SUPPLIED DATA:

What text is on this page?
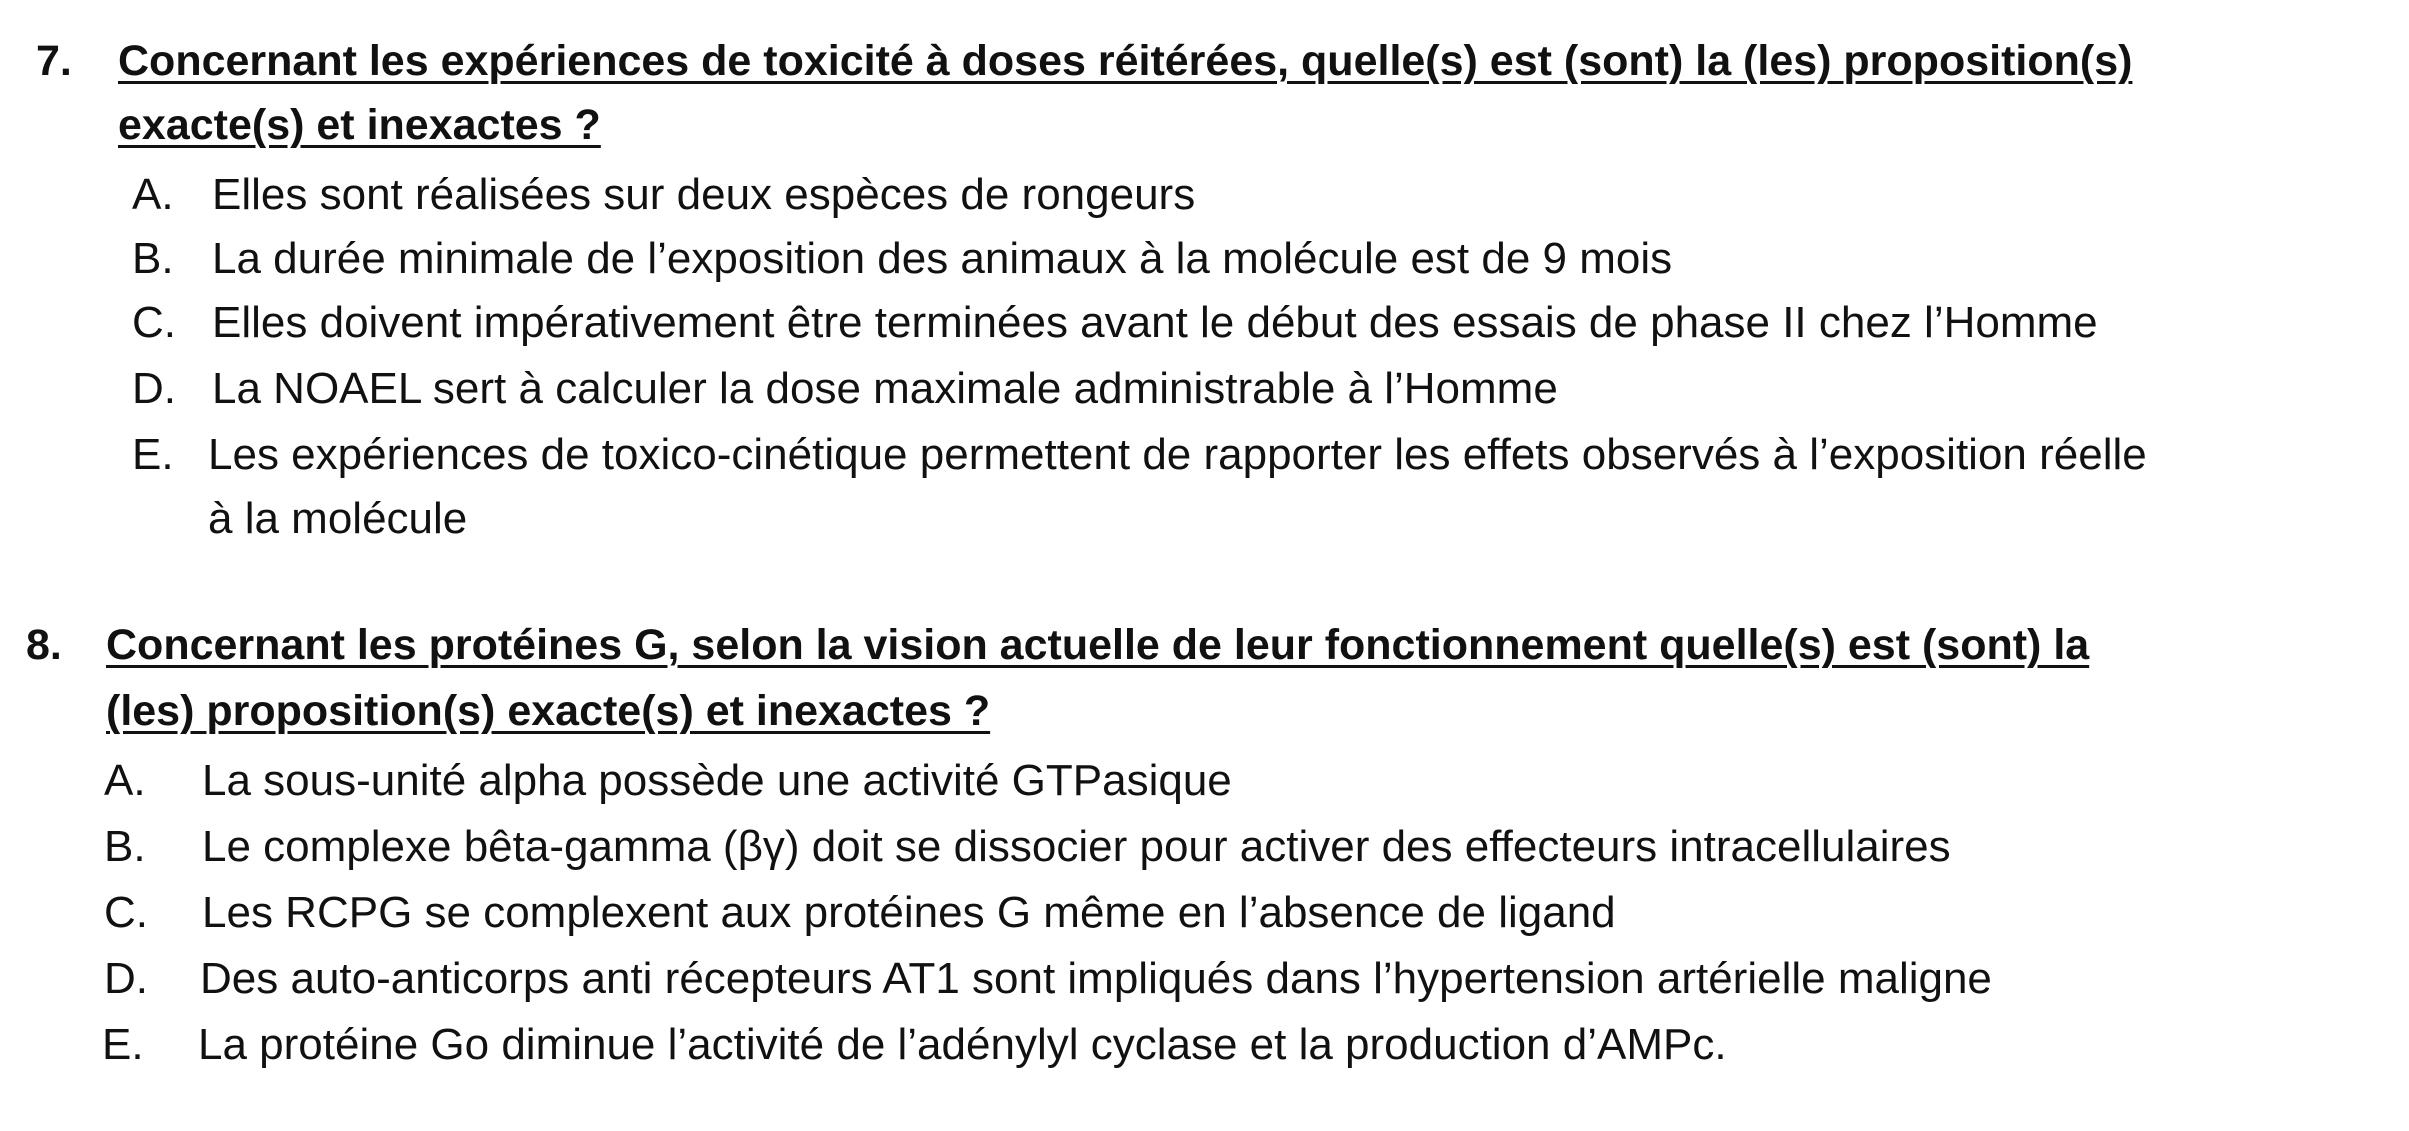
7. Concernant les expériences de toxicité à doses réitérées, quelle(s) est (sont) la (les) proposition(s)
exacte(s) et inexactes ?
A. Elles sont réalisées sur deux espèces de rongeurs
B. La durée minimale de l’exposition des animaux à la molécule est de 9 mois
C. Elles doivent impérativement être terminées avant le début des essais de phase II chez l’Homme
D. La NOAEL sert à calculer la dose maximale administrable à l’Homme
E. Les expériences de toxico-cinétique permettent de rapporter les effets observés à l’exposition réelle
à la molécule
8. Concernant les protéines G, selon la vision actuelle de leur fonctionnement quelle(s) est (sont) la
(les) proposition(s) exacte(s) et inexactes ?
A. La sous-unité alpha possède une activité GTPasique
B. Le complexe bêta-gamma (βγ) doit se dissocier pour activer des effecteurs intracellulaires
C. Les RCPG se complexent aux protéines G même en l’absence de ligand
D. Des auto-anticorps anti récepteurs AT1 sont impliqués dans l’hypertension artérielle maligne
E. La protéine Go diminue l’activité de l’adénylyl cyclase et la production d’AMPc.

TASK TO CARRY OUT:
Output every entry verbatim. Pictures do not belong in the copy.

EXPECTED ANSWER:
What text is on this page?
7. Concernant les expériences de toxicité à doses réitérées, quelle(s) est (sont) la (les) proposition(s)
exacte(s) et inexactes ?
A. Elles sont réalisées sur deux espèces de rongeurs
B. La durée minimale de l’exposition des animaux à la molécule est de 9 mois
C. Elles doivent impérativement être terminées avant le début des essais de phase II chez l’Homme
D. La NOAEL sert à calculer la dose maximale administrable à l’Homme
E. Les expériences de toxico-cinétique permettent de rapporter les effets observés à l’exposition réelle
à la molécule
8. Concernant les protéines G, selon la vision actuelle de leur fonctionnement quelle(s) est (sont) la
(les) proposition(s) exacte(s) et inexactes ?
A. La sous-unité alpha possède une activité GTPasique
B. Le complexe bêta-gamma (βγ) doit se dissocier pour activer des effecteurs intracellulaires
C. Les RCPG se complexent aux protéines G même en l’absence de ligand
D. Des auto-anticorps anti récepteurs AT1 sont impliqués dans l’hypertension artérielle maligne
E. La protéine Go diminue l’activité de l’adénylyl cyclase et la production d’AMPc.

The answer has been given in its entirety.